#### [EXERCISE DIRECTIONS]
From the listing that follows, extract every line and set it down unaltered.

[Stored data]

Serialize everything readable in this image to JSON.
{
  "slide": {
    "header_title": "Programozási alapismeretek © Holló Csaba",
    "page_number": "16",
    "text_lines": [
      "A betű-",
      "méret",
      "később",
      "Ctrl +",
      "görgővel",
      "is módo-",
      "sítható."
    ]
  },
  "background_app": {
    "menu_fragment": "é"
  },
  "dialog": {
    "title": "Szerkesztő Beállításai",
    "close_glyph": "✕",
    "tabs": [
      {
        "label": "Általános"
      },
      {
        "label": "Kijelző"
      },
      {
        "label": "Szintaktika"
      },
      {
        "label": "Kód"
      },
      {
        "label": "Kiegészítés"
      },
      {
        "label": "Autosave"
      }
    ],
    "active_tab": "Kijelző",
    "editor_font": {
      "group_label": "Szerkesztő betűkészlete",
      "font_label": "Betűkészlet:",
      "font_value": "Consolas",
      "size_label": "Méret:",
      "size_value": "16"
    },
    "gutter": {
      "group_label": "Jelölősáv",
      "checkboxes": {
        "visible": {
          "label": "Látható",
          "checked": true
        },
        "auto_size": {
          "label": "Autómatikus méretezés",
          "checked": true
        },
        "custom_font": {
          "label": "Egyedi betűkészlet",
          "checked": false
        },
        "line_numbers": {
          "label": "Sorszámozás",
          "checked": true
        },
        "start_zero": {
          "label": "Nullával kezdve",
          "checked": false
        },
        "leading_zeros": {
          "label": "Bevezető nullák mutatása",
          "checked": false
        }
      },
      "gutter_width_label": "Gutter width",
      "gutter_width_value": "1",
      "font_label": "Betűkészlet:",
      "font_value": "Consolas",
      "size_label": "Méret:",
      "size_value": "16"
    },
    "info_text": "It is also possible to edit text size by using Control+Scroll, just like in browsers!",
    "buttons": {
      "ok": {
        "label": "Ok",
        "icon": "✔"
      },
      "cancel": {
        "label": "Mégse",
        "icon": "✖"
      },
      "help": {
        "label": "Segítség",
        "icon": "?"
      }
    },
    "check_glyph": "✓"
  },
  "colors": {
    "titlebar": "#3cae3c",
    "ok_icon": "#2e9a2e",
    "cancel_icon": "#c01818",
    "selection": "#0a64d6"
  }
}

#### [THE RESPONSE]
Serialize everything readable in this image to JSON.
{
  "slide": {
    "header_title": "Programozási alapismeretek © Holló Csaba",
    "page_number": "16",
    "text_lines": [
      "A betű-",
      "méret",
      "később",
      "Ctrl +",
      "görgővel",
      "is módo-",
      "sítható."
    ]
  },
  "background_app": {
    "menu_fragment": "é"
  },
  "dialog": {
    "title": "Szerkesztő Beállításai",
    "close_glyph": "✕",
    "tabs": [
      {
        "label": "Általános"
      },
      {
        "label": "Kijelző"
      },
      {
        "label": "Szintaktika"
      },
      {
        "label": "Kód"
      },
      {
        "label": "Kiegészítés"
      },
      {
        "label": "Autosave"
      }
    ],
    "active_tab": "Kijelző",
    "editor_font": {
      "group_label": "Szerkesztő betűkészlete",
      "font_label": "Betűkészlet:",
      "font_value": "Consolas",
      "size_label": "Méret:",
      "size_value": "16"
    },
    "gutter": {
      "group_label": "Jelölősáv",
      "checkboxes": {
        "visible": {
          "label": "Látható",
          "checked": true
        },
        "auto_size": {
          "label": "Autómatikus méretezés",
          "checked": true
        },
        "custom_font": {
          "label": "Egyedi betűkészlet",
          "checked": false
        },
        "line_numbers": {
          "label": "Sorszámozás",
          "checked": true
        },
        "start_zero": {
          "label": "Nullával kezdve",
          "checked": false
        },
        "leading_zeros": {
          "label": "Bevezető nullák mutatása",
          "checked": false
        }
      },
      "gutter_width_label": "Gutter width",
      "gutter_width_value": "1",
      "font_label": "Betűkészlet:",
      "font_value": "Consolas",
      "size_label": "Méret:",
      "size_value": "16"
    },
    "info_text": "It is also possible to edit text size by using Control+Scroll, just like in browsers!",
    "buttons": {
      "ok": {
        "label": "Ok",
        "icon": "✔"
      },
      "cancel": {
        "label": "Mégse",
        "icon": "✖"
      },
      "help": {
        "label": "Segítség",
        "icon": "?"
      }
    },
    "check_glyph": "✓"
  },
  "colors": {
    "titlebar": "#3cae3c",
    "ok_icon": "#2e9a2e",
    "cancel_icon": "#c01818",
    "selection": "#0a64d6"
  }
}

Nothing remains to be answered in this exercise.